Instruction — Every line below that holds the string "pesto" should be copied out.

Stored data
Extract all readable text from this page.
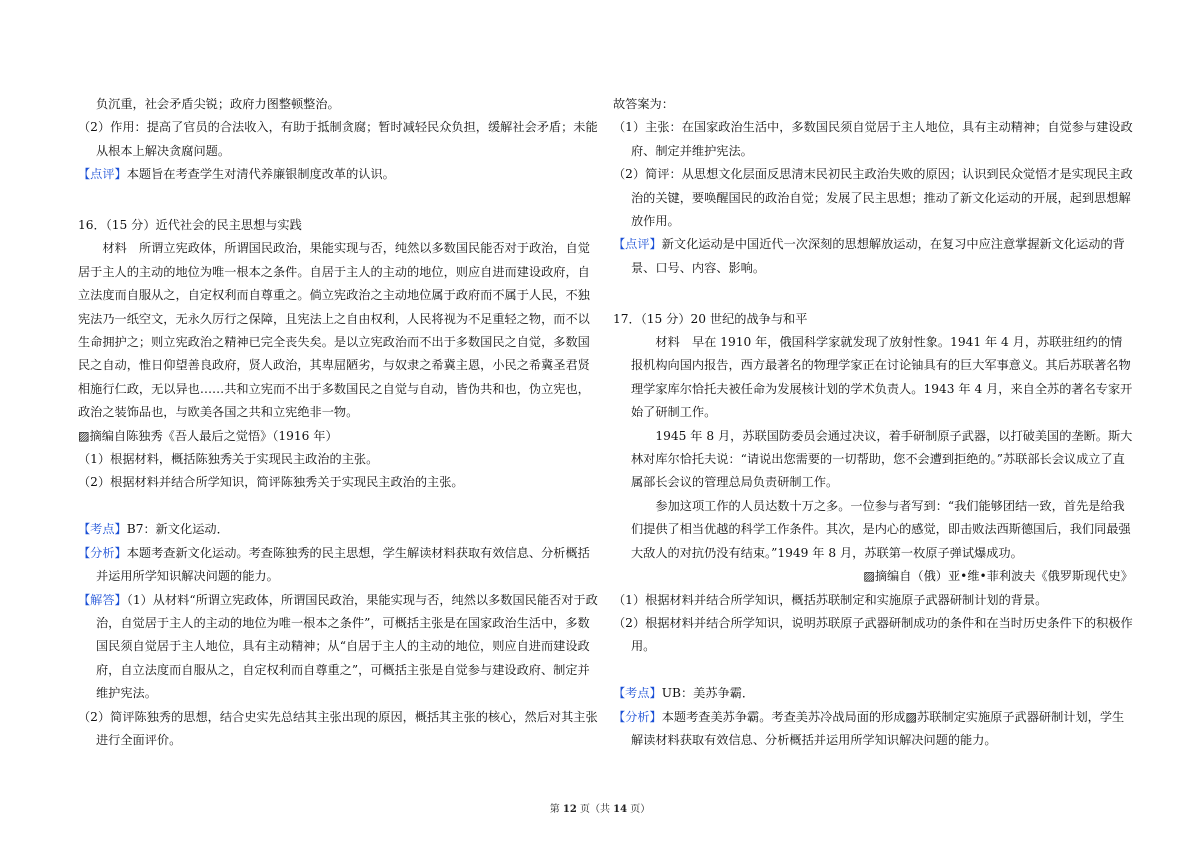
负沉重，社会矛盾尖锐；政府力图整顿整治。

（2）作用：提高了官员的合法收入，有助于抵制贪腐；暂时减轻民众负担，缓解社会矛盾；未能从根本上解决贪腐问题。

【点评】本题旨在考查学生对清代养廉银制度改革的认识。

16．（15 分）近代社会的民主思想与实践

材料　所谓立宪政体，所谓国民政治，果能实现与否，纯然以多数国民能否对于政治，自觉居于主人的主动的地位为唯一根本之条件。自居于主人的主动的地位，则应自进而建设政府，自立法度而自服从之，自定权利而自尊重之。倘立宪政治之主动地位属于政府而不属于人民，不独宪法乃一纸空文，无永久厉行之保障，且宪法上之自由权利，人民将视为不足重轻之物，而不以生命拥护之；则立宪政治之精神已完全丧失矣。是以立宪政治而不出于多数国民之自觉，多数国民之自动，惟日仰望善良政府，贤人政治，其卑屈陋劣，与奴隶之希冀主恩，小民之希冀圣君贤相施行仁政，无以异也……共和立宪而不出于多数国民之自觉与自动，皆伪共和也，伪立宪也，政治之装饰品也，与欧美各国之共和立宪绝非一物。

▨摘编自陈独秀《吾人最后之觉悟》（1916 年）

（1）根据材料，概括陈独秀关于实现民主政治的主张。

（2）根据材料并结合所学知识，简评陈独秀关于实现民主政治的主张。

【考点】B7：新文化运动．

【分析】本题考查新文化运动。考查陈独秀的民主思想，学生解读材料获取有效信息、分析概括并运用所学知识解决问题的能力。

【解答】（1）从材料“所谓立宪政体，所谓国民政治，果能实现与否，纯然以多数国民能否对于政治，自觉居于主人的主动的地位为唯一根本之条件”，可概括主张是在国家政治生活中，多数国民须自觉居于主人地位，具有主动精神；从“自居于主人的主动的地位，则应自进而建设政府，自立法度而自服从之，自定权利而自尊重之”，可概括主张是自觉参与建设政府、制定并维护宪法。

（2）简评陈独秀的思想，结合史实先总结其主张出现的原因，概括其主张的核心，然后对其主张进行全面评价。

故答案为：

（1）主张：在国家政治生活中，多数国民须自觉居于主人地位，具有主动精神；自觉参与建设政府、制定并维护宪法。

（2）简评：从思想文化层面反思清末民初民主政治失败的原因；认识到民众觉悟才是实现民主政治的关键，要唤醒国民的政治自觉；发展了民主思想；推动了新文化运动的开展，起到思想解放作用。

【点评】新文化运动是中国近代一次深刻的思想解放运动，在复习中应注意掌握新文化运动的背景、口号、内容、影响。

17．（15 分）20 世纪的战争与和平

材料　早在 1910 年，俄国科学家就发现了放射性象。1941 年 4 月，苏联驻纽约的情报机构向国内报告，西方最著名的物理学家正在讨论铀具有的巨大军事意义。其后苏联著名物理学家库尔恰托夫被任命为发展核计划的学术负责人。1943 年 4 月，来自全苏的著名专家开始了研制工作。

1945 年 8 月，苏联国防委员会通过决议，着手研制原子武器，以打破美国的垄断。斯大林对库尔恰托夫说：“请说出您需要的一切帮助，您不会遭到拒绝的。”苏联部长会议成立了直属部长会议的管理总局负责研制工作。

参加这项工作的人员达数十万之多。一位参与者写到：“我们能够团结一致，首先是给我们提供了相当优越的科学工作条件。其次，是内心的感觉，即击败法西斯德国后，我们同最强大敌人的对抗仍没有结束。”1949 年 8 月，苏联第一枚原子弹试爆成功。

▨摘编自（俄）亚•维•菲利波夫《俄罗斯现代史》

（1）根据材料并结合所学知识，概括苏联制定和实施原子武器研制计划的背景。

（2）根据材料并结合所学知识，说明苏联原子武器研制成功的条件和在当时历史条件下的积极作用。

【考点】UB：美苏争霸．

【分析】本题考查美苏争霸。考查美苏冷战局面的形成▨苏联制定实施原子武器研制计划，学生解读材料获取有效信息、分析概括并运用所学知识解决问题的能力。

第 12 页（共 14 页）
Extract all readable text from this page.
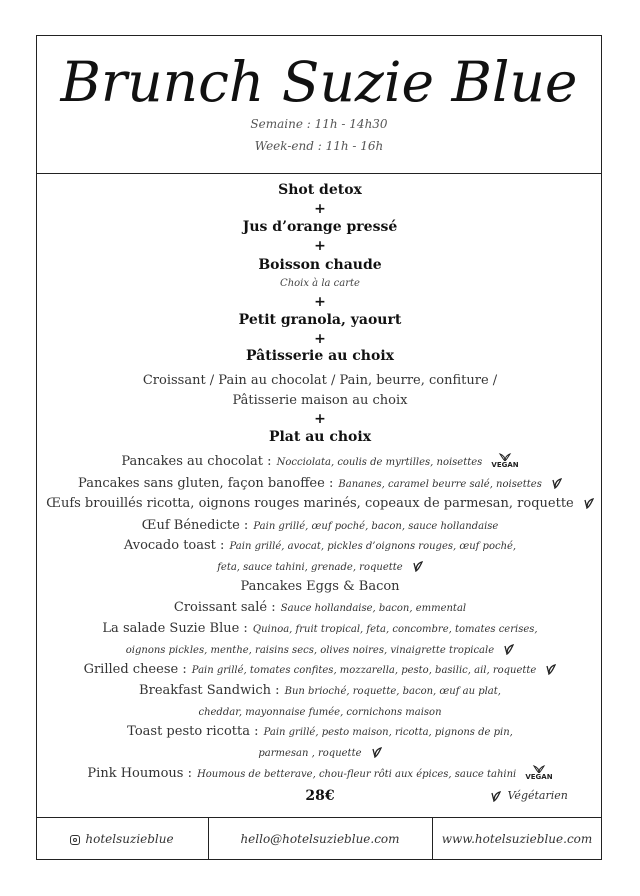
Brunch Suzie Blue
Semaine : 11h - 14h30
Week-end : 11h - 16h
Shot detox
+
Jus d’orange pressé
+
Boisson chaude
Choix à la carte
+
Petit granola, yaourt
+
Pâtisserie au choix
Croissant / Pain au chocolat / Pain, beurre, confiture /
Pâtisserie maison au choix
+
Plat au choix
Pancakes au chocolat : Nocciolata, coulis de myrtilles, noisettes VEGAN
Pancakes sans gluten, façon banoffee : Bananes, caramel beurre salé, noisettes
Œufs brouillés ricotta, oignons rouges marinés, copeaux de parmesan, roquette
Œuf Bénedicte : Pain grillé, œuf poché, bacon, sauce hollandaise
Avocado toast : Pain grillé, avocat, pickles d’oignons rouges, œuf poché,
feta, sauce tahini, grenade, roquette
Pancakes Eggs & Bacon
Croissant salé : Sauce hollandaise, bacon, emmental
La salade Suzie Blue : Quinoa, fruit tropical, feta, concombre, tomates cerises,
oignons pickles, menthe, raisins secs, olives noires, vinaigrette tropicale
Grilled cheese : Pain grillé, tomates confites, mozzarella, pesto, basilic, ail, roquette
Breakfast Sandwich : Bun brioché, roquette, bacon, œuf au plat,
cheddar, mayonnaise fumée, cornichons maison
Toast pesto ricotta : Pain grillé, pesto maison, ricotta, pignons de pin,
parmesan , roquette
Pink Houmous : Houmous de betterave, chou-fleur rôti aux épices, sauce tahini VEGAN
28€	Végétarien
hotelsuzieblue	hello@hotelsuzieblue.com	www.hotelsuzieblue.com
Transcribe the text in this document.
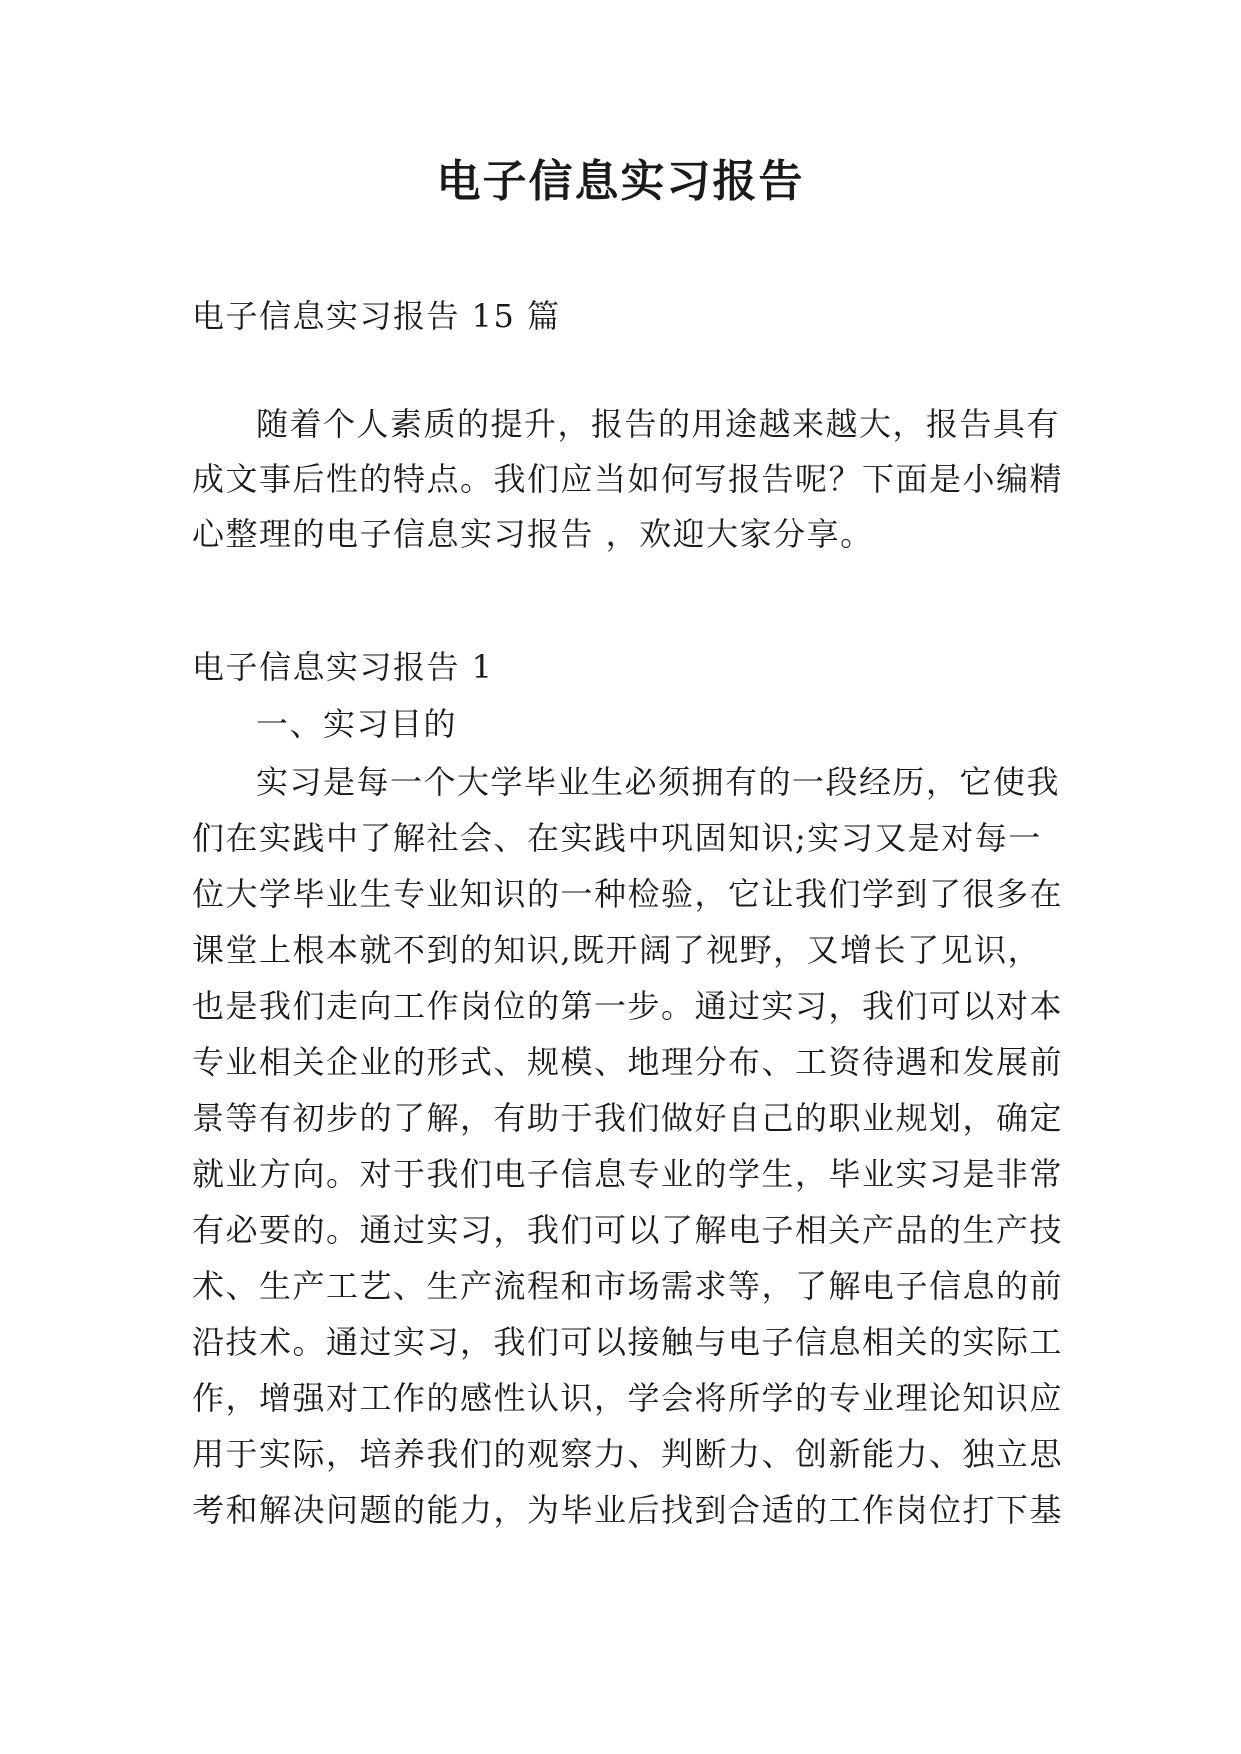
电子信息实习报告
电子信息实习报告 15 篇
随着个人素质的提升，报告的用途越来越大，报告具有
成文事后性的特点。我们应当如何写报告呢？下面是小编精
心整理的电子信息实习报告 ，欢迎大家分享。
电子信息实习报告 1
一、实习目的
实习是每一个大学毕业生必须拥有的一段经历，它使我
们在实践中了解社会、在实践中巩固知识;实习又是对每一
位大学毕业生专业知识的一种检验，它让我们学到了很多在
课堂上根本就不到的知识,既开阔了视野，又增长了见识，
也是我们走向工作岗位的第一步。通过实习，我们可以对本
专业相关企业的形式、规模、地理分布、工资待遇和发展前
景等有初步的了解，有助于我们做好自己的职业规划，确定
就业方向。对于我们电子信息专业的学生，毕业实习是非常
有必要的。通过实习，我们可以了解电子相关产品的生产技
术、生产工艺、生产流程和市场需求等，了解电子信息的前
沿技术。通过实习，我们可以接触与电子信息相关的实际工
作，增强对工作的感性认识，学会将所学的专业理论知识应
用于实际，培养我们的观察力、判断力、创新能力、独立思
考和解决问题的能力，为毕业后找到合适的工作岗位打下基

Exercise response —
Grilled cheese : Pain grillé, tomates confites, mozzarella, pesto, basilic, ail, roquette
Toast pesto ricotta : Pain grillé, pesto maison, ricotta, pignons de pin,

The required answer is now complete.